TASK DESCRIPTION
Copy word for word the lines from the start of the records through the line containing "graph-node-label: angel::vertex_type (1281, 501, 1398, 515)", including both of those lines.

EXTRACTED ENTRIES
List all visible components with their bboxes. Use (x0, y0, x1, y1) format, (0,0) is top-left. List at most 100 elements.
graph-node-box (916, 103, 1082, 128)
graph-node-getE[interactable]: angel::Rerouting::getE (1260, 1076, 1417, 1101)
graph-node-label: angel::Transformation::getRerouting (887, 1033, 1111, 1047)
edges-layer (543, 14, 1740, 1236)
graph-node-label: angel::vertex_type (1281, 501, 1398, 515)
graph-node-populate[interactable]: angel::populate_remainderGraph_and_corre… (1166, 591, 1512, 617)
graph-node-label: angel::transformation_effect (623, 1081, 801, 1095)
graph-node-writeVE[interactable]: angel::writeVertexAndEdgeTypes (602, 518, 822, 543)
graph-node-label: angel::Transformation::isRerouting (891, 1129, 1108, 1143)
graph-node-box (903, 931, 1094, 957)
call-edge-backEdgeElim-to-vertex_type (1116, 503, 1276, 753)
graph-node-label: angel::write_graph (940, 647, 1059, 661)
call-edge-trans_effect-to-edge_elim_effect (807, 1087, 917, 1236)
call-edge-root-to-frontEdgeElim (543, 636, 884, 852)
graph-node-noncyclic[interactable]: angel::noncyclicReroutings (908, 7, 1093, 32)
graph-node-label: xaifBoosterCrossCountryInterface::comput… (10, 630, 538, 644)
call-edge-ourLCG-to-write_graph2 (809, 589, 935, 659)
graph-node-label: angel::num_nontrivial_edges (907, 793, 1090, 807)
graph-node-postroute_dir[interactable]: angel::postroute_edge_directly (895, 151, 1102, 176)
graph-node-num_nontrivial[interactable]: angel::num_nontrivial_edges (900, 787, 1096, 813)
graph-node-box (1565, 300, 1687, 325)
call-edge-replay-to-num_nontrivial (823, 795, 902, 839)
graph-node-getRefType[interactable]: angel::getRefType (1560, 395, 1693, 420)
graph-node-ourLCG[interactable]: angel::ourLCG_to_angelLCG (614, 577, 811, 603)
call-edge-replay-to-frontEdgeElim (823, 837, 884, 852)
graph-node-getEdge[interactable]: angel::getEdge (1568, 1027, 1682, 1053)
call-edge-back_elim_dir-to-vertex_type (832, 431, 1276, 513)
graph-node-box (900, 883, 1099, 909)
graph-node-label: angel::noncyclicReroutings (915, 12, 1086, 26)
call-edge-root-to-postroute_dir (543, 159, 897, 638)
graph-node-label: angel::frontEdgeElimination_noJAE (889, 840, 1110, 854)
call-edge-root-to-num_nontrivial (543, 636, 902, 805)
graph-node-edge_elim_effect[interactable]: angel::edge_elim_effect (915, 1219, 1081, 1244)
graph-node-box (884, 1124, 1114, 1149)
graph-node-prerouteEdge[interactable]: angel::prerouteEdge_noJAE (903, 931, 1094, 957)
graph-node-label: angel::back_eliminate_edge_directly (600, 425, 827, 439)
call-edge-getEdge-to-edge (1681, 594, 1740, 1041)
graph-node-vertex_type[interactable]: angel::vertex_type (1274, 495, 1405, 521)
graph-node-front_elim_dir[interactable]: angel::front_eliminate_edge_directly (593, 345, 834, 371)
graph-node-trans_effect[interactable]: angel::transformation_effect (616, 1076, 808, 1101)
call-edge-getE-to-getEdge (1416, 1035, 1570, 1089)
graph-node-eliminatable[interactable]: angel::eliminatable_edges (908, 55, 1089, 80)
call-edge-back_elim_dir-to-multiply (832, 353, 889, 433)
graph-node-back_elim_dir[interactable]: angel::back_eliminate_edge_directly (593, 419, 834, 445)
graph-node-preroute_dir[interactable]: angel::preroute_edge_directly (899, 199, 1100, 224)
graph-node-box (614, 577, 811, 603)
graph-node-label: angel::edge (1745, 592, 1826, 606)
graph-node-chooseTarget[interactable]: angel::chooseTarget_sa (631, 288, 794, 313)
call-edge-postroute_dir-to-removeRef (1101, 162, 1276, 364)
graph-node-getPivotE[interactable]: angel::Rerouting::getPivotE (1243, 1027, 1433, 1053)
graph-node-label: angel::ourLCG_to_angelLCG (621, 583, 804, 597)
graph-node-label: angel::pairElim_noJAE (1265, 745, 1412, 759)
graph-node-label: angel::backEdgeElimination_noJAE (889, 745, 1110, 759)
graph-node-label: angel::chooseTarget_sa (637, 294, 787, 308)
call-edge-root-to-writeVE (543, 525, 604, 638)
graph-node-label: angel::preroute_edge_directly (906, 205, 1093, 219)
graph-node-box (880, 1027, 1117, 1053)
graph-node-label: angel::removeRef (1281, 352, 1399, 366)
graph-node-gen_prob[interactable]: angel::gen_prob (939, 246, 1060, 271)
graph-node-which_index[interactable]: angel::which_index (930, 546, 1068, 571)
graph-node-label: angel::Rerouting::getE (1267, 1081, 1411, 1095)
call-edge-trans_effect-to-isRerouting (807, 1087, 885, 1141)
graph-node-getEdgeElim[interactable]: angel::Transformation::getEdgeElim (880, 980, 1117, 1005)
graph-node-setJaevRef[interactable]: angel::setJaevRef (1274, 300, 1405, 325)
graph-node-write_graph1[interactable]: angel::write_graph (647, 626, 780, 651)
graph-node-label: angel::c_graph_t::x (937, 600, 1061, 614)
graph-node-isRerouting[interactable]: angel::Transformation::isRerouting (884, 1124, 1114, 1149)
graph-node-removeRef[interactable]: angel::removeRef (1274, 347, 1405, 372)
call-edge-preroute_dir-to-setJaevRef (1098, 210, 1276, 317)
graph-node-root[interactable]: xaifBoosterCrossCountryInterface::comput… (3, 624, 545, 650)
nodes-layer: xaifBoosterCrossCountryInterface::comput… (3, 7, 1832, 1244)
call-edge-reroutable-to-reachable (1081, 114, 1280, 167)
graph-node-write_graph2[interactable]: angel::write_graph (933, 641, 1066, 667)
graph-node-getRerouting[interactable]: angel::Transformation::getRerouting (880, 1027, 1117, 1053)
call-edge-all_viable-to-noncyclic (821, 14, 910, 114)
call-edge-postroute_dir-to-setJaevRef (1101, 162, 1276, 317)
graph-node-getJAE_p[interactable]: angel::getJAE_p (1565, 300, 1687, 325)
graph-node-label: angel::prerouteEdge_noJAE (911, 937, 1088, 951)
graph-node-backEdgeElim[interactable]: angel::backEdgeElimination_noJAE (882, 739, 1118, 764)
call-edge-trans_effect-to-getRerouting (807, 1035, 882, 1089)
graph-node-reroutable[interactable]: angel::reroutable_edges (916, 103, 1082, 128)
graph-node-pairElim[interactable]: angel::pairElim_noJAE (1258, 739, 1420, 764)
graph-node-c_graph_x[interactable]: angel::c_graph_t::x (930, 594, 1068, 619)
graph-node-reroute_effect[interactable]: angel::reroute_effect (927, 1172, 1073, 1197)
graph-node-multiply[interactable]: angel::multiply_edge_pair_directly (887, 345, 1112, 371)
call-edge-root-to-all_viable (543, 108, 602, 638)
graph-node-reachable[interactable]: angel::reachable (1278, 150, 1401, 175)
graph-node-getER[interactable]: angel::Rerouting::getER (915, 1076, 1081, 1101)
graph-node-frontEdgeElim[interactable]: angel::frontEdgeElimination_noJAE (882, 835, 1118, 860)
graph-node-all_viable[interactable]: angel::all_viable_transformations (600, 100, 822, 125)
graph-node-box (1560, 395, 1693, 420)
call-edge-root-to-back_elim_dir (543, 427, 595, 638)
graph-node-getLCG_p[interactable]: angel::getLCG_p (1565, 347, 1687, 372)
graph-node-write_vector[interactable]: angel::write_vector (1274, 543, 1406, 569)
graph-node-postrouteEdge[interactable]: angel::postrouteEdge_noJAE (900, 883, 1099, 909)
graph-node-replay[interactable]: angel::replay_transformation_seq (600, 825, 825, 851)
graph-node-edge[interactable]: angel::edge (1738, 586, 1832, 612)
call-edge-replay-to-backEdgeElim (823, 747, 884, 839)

ANSWER FOR THIS EXERCISE
List all visible components with their bboxes. Use (x0, y0, x1, y1) format, (0,0) is top-left. List at most 100 elements.
graph-node-box (916, 103, 1082, 128)
graph-node-getE[interactable]: angel::Rerouting::getE (1260, 1076, 1417, 1101)
graph-node-label: angel::Transformation::getRerouting (887, 1033, 1111, 1047)
edges-layer (543, 14, 1740, 1236)
graph-node-label: angel::vertex_type (1281, 501, 1398, 515)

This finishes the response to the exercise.